Exercise details
Give only the number of lines below that contain the word "optional".

Supplied records
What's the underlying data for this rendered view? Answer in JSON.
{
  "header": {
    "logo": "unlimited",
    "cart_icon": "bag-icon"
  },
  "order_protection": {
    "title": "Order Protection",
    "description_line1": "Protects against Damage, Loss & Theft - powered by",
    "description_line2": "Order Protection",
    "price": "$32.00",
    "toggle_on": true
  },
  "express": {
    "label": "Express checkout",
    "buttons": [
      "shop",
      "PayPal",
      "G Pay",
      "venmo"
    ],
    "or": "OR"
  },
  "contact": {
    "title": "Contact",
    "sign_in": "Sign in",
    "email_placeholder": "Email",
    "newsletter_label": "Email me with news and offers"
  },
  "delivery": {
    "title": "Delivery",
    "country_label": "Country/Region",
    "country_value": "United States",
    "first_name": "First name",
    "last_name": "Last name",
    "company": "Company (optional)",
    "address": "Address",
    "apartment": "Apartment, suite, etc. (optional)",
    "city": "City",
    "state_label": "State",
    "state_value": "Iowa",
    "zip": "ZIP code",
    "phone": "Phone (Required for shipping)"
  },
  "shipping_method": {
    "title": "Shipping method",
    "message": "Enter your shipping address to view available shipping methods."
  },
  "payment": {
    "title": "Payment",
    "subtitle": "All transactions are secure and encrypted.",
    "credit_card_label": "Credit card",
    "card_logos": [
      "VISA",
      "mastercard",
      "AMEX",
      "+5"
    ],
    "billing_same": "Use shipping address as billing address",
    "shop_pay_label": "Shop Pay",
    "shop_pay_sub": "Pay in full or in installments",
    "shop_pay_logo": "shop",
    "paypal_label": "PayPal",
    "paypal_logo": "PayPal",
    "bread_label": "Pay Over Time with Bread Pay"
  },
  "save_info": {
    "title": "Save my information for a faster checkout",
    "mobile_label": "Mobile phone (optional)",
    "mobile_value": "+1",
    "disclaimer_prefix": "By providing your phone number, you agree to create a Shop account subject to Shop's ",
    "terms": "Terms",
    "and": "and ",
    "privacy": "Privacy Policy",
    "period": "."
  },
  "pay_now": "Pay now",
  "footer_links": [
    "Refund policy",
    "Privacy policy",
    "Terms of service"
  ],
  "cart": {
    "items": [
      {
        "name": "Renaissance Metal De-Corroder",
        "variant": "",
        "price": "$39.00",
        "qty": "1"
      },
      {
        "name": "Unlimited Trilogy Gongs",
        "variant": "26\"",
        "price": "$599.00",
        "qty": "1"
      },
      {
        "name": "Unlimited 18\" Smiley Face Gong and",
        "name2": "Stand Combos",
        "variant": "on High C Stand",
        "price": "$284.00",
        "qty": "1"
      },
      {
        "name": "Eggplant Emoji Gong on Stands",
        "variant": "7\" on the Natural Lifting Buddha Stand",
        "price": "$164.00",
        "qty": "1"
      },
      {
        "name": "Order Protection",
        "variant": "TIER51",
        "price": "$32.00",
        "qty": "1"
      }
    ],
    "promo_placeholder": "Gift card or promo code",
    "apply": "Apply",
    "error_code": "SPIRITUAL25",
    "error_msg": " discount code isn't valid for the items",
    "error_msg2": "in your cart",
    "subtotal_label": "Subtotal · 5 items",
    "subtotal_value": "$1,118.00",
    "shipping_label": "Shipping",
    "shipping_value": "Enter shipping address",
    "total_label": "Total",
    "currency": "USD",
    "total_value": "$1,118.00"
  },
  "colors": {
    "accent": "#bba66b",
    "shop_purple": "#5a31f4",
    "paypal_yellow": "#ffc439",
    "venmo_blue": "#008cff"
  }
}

Right answer
3